EXERCISE DIRECTIONS: Restate the full set of records exactly, without adding or dropping a word.

DATASET:
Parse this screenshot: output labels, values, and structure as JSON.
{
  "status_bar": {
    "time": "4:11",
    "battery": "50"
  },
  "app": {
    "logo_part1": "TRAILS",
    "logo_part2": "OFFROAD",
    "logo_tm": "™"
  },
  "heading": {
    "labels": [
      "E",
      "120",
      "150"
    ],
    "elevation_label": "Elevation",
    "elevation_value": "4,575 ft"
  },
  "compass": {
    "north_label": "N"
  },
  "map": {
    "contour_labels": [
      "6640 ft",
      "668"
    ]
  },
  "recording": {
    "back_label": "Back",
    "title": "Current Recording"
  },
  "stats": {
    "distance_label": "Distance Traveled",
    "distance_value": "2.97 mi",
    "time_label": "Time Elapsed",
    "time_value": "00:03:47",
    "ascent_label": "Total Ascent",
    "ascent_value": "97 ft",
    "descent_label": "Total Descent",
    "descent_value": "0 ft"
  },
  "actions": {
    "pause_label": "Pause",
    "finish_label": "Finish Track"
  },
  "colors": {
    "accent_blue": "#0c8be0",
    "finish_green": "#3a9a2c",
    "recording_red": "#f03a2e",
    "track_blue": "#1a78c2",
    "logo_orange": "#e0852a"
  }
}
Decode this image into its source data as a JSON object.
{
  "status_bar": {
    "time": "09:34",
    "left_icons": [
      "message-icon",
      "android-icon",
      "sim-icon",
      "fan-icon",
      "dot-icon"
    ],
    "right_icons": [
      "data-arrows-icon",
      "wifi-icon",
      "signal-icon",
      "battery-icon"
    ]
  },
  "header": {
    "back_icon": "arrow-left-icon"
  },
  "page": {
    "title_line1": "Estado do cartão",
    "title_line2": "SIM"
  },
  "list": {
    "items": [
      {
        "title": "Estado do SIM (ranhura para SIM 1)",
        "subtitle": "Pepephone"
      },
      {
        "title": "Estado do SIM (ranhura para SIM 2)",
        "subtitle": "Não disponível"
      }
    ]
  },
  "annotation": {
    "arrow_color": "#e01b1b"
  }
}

RESULT FOR THIS EXERCISE:
Parse this screenshot: output labels, values, and structure as JSON.
{
  "status_bar": {
    "time": "4:11",
    "battery": "50"
  },
  "app": {
    "logo_part1": "TRAILS",
    "logo_part2": "OFFROAD",
    "logo_tm": "™"
  },
  "heading": {
    "labels": [
      "E",
      "120",
      "150"
    ],
    "elevation_label": "Elevation",
    "elevation_value": "4,575 ft"
  },
  "compass": {
    "north_label": "N"
  },
  "map": {
    "contour_labels": [
      "6640 ft",
      "668"
    ]
  },
  "recording": {
    "back_label": "Back",
    "title": "Current Recording"
  },
  "stats": {
    "distance_label": "Distance Traveled",
    "distance_value": "2.97 mi",
    "time_label": "Time Elapsed",
    "time_value": "00:03:47",
    "ascent_label": "Total Ascent",
    "ascent_value": "97 ft",
    "descent_label": "Total Descent",
    "descent_value": "0 ft"
  },
  "actions": {
    "pause_label": "Pause",
    "finish_label": "Finish Track"
  },
  "colors": {
    "accent_blue": "#0c8be0",
    "finish_green": "#3a9a2c",
    "recording_red": "#f03a2e",
    "track_blue": "#1a78c2",
    "logo_orange": "#e0852a"
  }
}
Decode this image into its source data as a JSON object.
{
  "status_bar": {
    "time": "09:34",
    "left_icons": [
      "message-icon",
      "android-icon",
      "sim-icon",
      "fan-icon",
      "dot-icon"
    ],
    "right_icons": [
      "data-arrows-icon",
      "wifi-icon",
      "signal-icon",
      "battery-icon"
    ]
  },
  "header": {
    "back_icon": "arrow-left-icon"
  },
  "page": {
    "title_line1": "Estado do cartão",
    "title_line2": "SIM"
  },
  "list": {
    "items": [
      {
        "title": "Estado do SIM (ranhura para SIM 1)",
        "subtitle": "Pepephone"
      },
      {
        "title": "Estado do SIM (ranhura para SIM 2)",
        "subtitle": "Não disponível"
      }
    ]
  },
  "annotation": {
    "arrow_color": "#e01b1b"
  }
}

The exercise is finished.